— Begin —
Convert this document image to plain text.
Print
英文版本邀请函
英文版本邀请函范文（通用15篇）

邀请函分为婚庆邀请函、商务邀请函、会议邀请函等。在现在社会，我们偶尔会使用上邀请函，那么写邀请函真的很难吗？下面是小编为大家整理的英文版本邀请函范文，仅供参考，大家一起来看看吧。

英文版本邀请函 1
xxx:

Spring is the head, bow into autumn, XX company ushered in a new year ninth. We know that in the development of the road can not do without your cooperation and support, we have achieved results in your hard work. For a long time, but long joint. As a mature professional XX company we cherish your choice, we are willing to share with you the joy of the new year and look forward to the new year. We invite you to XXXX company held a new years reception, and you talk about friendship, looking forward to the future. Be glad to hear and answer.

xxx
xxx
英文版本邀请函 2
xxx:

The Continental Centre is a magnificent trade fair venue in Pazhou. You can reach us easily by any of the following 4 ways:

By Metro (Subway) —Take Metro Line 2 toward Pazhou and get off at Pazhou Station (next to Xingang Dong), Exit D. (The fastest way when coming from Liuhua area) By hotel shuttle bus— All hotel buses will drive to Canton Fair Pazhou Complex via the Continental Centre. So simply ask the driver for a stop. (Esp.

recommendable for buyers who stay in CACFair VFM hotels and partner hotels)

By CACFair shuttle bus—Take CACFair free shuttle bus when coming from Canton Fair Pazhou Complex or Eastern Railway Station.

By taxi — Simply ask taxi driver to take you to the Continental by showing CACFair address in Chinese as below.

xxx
— End —
● **Exercise task**
Lines holding the word "Canton" in the entries above are the ones to pull out. Copy them all.

● **Reply to the task**
By Metro (Subway) —Take Metro Line 2 toward Pazhou and get off at Pazhou Station (next to Xingang Dong), Exit D. (The fastest way when coming from Liuhua area) By hotel shuttle bus— All hotel buses will drive to Canton Fair Pazhou Complex via the Continental Centre. So simply ask the driver for a stop. (Esp.
By CACFair shuttle bus—Take CACFair free shuttle bus when coming from Canton Fair Pazhou Complex or Eastern Railway Station.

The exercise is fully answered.